─── Record list ───

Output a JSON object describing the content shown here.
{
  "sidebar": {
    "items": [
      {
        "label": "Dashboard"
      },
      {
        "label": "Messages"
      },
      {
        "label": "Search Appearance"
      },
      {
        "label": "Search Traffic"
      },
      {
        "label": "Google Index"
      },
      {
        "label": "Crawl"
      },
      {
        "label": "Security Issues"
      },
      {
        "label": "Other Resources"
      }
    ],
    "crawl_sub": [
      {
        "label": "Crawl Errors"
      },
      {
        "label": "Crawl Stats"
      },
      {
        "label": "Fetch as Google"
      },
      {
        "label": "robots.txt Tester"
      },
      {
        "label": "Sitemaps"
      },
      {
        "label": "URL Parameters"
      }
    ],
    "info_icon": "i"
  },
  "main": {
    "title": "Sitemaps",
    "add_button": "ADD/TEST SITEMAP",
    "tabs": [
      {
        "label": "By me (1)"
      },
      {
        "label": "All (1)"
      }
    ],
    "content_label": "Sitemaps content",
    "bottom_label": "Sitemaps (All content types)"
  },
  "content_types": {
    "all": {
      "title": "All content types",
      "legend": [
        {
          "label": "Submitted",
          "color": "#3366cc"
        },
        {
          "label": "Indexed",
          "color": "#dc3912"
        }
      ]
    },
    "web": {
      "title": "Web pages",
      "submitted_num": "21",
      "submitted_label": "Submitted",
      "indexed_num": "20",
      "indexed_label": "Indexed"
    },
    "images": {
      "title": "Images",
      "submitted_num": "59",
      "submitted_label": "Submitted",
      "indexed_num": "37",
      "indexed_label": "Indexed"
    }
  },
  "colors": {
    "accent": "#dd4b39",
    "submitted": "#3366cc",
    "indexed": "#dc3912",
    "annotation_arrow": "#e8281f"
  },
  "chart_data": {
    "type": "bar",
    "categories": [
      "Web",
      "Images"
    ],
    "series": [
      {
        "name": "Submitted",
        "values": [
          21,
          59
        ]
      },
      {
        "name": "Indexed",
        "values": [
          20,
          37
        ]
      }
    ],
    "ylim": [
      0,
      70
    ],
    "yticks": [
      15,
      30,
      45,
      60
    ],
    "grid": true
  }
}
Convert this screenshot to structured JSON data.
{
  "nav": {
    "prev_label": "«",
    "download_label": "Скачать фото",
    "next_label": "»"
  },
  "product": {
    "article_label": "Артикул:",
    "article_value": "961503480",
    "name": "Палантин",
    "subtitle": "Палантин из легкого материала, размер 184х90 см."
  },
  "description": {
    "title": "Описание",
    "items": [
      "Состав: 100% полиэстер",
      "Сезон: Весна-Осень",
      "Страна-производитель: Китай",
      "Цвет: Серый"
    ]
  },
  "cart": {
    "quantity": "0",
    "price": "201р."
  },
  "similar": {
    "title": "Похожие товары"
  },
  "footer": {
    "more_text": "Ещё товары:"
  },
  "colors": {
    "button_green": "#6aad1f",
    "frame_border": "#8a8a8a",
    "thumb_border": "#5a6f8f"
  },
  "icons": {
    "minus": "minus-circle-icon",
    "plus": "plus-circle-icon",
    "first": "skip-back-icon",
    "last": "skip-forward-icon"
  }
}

───

**The exercise**
Report back each line of the entries that holds the string "circle".

**Answer to this exercise**
    "minus": "minus-circle-icon",
    "plus": "plus-circle-icon",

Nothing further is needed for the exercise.